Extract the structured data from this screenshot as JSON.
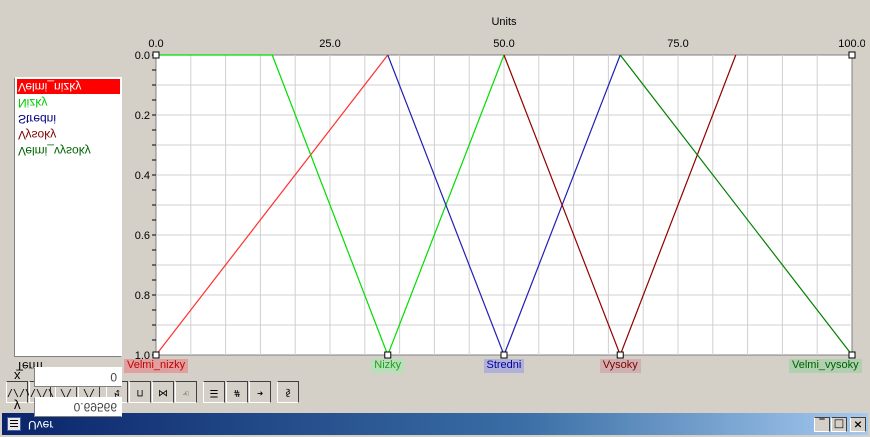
{
  "window": {
    "title": "Uver"
  },
  "titlebar_buttons": [
    "_",
    "□",
    "×"
  ],
  "toolbar": {
    "buttons": [
      {
        "name": "zoom-button-1",
        "label": "\\/\\/"
      },
      {
        "name": "zoom-button-2",
        "label": "\\/\\/"
      },
      {
        "name": "triangle-button",
        "label": "/\\"
      },
      {
        "name": "peak-button",
        "label": "/\\"
      },
      {
        "name": "tool-button-a",
        "label": "↯"
      },
      {
        "name": "tool-button-b",
        "label": "⊓"
      },
      {
        "name": "tool-button-c",
        "label": "⋈"
      },
      {
        "name": "hand-button",
        "label": "☜"
      },
      {
        "name": "list-button",
        "label": "☰"
      },
      {
        "name": "grid-button",
        "label": "#"
      },
      {
        "name": "arrow-button",
        "label": "➜"
      },
      {
        "name": "help-button",
        "label": "§"
      }
    ]
  },
  "term_panel": {
    "label": "Term",
    "terms": [
      {
        "label": "Velmi_nizky",
        "color": "#ff0000",
        "selected": true
      },
      {
        "label": "Nizky",
        "color": "#00cc00"
      },
      {
        "label": "Stredni",
        "color": "#000080"
      },
      {
        "label": "Vysoky",
        "color": "#800000"
      },
      {
        "label": "Velmi_vysoky",
        "color": "#006400"
      }
    ]
  },
  "readouts": {
    "x_label": "x",
    "x_value": "0",
    "y_label": "y",
    "y_value": "0.69566"
  },
  "chart_data": {
    "type": "line",
    "xlabel": "Units",
    "xlim": [
      0,
      100
    ],
    "ylim": [
      0,
      1
    ],
    "x_ticks": [
      "0.0",
      "25.0",
      "50.0",
      "75.0",
      "100.0"
    ],
    "y_ticks": [
      "0.0",
      "0.2",
      "0.4",
      "0.6",
      "0.8",
      "1.0"
    ],
    "series": [
      {
        "name": "Velmi_nizky",
        "color": "#ff3030",
        "x": [
          0,
          33.3
        ],
        "y": [
          1,
          0
        ]
      },
      {
        "name": "Nizky",
        "color": "#00dd00",
        "x": [
          0,
          16.7,
          33.3,
          50
        ],
        "y": [
          0,
          0,
          1,
          0
        ]
      },
      {
        "name": "Stredni",
        "color": "#2020b0",
        "x": [
          33.3,
          50,
          66.7
        ],
        "y": [
          0,
          1,
          0
        ]
      },
      {
        "name": "Vysoky",
        "color": "#900000",
        "x": [
          50,
          66.7,
          83.3
        ],
        "y": [
          0,
          1,
          0
        ]
      },
      {
        "name": "Velmi_vysoky",
        "color": "#008000",
        "x": [
          66.7,
          100
        ],
        "y": [
          0,
          1
        ]
      }
    ],
    "term_labels": [
      {
        "label": "Velmi_nizky",
        "bg": "#e0a0a0",
        "color": "#c00000",
        "x": 0
      },
      {
        "label": "Nizky",
        "bg": "#b8e0b8",
        "color": "#20a020",
        "x": 33.3
      },
      {
        "label": "Stredni",
        "bg": "#b0b0d8",
        "color": "#0000a0",
        "x": 50
      },
      {
        "label": "Vysoky",
        "bg": "#d0b0b0",
        "color": "#800000",
        "x": 66.7
      },
      {
        "label": "Velmi_vysoky",
        "bg": "#b0d0b0",
        "color": "#006000",
        "x": 100
      }
    ]
  }
}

:::

[GOAL] Copy the material above exactly and drop the pictures.

[TASK RESULT]
Extract the structured data from this screenshot as JSON.
{
  "window": {
    "title": "Uver"
  },
  "titlebar_buttons": [
    "_",
    "□",
    "×"
  ],
  "toolbar": {
    "buttons": [
      {
        "name": "zoom-button-1",
        "label": "\\/\\/"
      },
      {
        "name": "zoom-button-2",
        "label": "\\/\\/"
      },
      {
        "name": "triangle-button",
        "label": "/\\"
      },
      {
        "name": "peak-button",
        "label": "/\\"
      },
      {
        "name": "tool-button-a",
        "label": "↯"
      },
      {
        "name": "tool-button-b",
        "label": "⊓"
      },
      {
        "name": "tool-button-c",
        "label": "⋈"
      },
      {
        "name": "hand-button",
        "label": "☜"
      },
      {
        "name": "list-button",
        "label": "☰"
      },
      {
        "name": "grid-button",
        "label": "#"
      },
      {
        "name": "arrow-button",
        "label": "➜"
      },
      {
        "name": "help-button",
        "label": "§"
      }
    ]
  },
  "term_panel": {
    "label": "Term",
    "terms": [
      {
        "label": "Velmi_nizky",
        "color": "#ff0000",
        "selected": true
      },
      {
        "label": "Nizky",
        "color": "#00cc00"
      },
      {
        "label": "Stredni",
        "color": "#000080"
      },
      {
        "label": "Vysoky",
        "color": "#800000"
      },
      {
        "label": "Velmi_vysoky",
        "color": "#006400"
      }
    ]
  },
  "readouts": {
    "x_label": "x",
    "x_value": "0",
    "y_label": "y",
    "y_value": "0.69566"
  },
  "chart_data": {
    "type": "line",
    "xlabel": "Units",
    "xlim": [
      0,
      100
    ],
    "ylim": [
      0,
      1
    ],
    "x_ticks": [
      "0.0",
      "25.0",
      "50.0",
      "75.0",
      "100.0"
    ],
    "y_ticks": [
      "0.0",
      "0.2",
      "0.4",
      "0.6",
      "0.8",
      "1.0"
    ],
    "series": [
      {
        "name": "Velmi_nizky",
        "color": "#ff3030",
        "x": [
          0,
          33.3
        ],
        "y": [
          1,
          0
        ]
      },
      {
        "name": "Nizky",
        "color": "#00dd00",
        "x": [
          0,
          16.7,
          33.3,
          50
        ],
        "y": [
          0,
          0,
          1,
          0
        ]
      },
      {
        "name": "Stredni",
        "color": "#2020b0",
        "x": [
          33.3,
          50,
          66.7
        ],
        "y": [
          0,
          1,
          0
        ]
      },
      {
        "name": "Vysoky",
        "color": "#900000",
        "x": [
          50,
          66.7,
          83.3
        ],
        "y": [
          0,
          1,
          0
        ]
      },
      {
        "name": "Velmi_vysoky",
        "color": "#008000",
        "x": [
          66.7,
          100
        ],
        "y": [
          0,
          1
        ]
      }
    ],
    "term_labels": [
      {
        "label": "Velmi_nizky",
        "bg": "#e0a0a0",
        "color": "#c00000",
        "x": 0
      },
      {
        "label": "Nizky",
        "bg": "#b8e0b8",
        "color": "#20a020",
        "x": 33.3
      },
      {
        "label": "Stredni",
        "bg": "#b0b0d8",
        "color": "#0000a0",
        "x": 50
      },
      {
        "label": "Vysoky",
        "bg": "#d0b0b0",
        "color": "#800000",
        "x": 66.7
      },
      {
        "label": "Velmi_vysoky",
        "bg": "#b0d0b0",
        "color": "#006000",
        "x": 100
      }
    ]
  }
}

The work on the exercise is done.